What needs to be done => Repeat the rows below word for word, from the first one through the line containing "chevron-right-icon[interactable] [288, 454, 316, 482]", including that line.

Labeled box records
::::::::
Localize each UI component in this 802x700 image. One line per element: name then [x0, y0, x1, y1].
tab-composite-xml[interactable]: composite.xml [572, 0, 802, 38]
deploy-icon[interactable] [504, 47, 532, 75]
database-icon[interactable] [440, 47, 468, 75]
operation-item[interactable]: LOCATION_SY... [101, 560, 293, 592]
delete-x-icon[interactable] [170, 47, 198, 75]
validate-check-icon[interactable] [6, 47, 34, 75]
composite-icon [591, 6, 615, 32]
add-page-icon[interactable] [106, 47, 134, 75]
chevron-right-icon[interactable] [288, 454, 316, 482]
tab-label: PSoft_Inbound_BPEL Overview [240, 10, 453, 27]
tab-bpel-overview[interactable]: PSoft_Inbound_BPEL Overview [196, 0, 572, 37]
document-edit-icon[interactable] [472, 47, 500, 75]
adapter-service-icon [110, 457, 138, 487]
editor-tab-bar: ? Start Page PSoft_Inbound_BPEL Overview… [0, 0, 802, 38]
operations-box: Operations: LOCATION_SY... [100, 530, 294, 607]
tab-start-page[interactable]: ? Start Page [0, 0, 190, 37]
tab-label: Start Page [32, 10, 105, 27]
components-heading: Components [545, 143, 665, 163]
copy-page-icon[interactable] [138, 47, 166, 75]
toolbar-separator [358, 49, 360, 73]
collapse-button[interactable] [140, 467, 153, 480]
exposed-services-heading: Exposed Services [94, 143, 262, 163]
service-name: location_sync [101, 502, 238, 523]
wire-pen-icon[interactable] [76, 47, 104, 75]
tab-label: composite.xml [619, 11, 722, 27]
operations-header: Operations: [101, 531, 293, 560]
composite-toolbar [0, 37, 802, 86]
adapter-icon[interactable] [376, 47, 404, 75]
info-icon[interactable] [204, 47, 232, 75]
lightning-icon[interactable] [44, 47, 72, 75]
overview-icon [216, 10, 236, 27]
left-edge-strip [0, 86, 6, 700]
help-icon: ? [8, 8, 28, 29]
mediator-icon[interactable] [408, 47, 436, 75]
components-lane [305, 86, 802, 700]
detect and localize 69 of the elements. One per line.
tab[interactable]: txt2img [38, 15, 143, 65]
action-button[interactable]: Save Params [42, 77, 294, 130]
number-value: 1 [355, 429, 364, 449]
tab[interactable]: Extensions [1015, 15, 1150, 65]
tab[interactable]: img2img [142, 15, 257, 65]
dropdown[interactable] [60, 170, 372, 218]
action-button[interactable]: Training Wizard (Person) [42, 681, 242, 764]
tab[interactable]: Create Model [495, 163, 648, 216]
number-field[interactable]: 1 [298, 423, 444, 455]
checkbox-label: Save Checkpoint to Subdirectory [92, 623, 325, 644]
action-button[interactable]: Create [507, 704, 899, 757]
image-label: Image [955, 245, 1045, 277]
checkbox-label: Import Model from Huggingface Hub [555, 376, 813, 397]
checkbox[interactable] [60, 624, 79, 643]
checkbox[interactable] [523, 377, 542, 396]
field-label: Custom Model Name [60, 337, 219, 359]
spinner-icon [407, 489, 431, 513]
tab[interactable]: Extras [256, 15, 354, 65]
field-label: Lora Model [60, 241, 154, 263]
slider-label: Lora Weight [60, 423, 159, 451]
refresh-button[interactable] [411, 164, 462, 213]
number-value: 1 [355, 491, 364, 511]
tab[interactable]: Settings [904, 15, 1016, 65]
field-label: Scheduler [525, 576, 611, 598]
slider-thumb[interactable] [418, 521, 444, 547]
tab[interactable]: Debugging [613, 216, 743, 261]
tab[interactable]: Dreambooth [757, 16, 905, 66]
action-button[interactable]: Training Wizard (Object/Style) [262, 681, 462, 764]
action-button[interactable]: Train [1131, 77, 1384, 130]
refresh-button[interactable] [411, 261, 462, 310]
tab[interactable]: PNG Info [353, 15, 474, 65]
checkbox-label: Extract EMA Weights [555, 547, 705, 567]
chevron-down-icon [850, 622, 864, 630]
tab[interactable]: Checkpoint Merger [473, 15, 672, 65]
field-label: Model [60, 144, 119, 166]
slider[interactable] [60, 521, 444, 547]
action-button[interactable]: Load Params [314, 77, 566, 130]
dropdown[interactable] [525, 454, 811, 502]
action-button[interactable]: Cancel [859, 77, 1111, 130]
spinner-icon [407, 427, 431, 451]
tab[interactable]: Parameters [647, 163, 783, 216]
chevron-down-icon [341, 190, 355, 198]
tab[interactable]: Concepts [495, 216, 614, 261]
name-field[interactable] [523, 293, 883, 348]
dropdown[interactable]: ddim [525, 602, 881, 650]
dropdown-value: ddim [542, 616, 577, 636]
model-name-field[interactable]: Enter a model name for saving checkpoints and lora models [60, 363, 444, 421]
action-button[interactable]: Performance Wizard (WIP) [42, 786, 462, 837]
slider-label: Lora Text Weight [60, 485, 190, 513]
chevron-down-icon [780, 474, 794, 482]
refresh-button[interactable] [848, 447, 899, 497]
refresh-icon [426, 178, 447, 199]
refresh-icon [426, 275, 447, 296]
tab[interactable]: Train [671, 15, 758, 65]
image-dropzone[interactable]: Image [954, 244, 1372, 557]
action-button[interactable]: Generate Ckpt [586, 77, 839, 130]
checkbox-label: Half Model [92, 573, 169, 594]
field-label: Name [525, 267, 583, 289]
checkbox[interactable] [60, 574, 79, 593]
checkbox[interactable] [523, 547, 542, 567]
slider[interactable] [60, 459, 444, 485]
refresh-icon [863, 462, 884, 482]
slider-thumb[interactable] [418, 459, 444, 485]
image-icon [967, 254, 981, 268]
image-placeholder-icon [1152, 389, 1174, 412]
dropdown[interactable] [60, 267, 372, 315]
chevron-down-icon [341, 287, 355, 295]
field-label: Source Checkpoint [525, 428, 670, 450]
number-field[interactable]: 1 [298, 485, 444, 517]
::::::::
Output =>
Localize each UI component in this 802x700 image. One line per element: name then [x0, y0, x1, y1].
tab-composite-xml[interactable]: composite.xml [572, 0, 802, 38]
deploy-icon[interactable] [504, 47, 532, 75]
database-icon[interactable] [440, 47, 468, 75]
operation-item[interactable]: LOCATION_SY... [101, 560, 293, 592]
delete-x-icon[interactable] [170, 47, 198, 75]
validate-check-icon[interactable] [6, 47, 34, 75]
composite-icon [591, 6, 615, 32]
add-page-icon[interactable] [106, 47, 134, 75]
chevron-right-icon[interactable] [288, 454, 316, 482]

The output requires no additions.